>> Start Stored data
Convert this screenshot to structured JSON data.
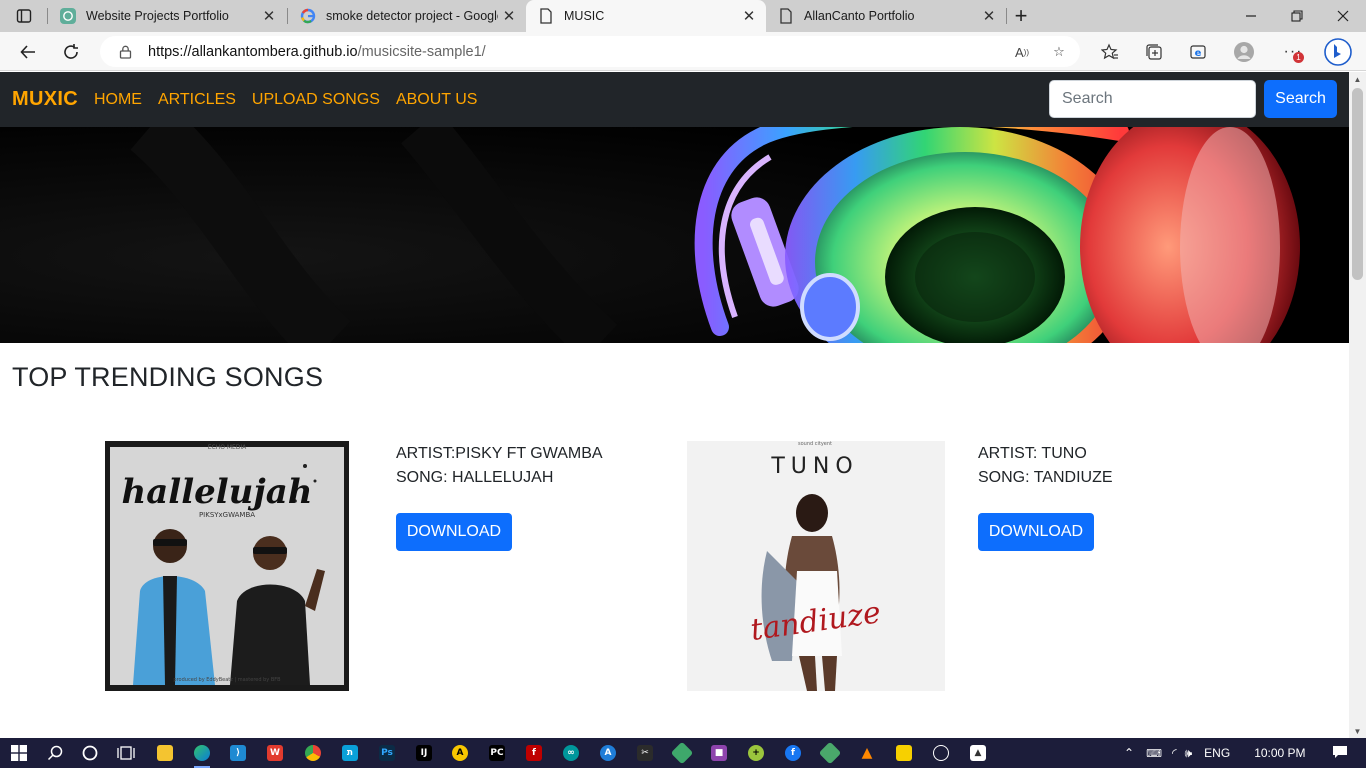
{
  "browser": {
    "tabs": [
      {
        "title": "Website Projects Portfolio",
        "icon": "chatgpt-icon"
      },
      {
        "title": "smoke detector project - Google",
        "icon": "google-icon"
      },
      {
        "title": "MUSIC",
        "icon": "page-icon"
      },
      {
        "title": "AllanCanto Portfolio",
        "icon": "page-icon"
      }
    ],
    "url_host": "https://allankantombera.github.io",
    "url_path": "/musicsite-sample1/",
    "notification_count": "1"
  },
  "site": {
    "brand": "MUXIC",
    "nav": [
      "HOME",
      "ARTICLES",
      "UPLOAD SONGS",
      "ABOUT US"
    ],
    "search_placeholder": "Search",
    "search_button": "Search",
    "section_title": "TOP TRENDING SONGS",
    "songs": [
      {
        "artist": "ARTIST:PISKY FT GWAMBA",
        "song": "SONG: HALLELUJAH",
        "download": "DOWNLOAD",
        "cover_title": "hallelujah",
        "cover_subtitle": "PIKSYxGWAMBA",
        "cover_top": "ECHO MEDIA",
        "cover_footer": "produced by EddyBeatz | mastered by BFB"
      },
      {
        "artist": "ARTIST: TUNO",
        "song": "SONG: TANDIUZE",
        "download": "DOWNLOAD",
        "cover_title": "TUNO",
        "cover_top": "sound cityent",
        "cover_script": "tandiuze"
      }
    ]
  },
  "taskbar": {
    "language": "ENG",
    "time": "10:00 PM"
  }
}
>> End Stored data
Aim of the exercise: Copy each line that contains the word "Portfolio".

Task output:
        "title": "Website Projects Portfolio",
        "title": "AllanCanto Portfolio",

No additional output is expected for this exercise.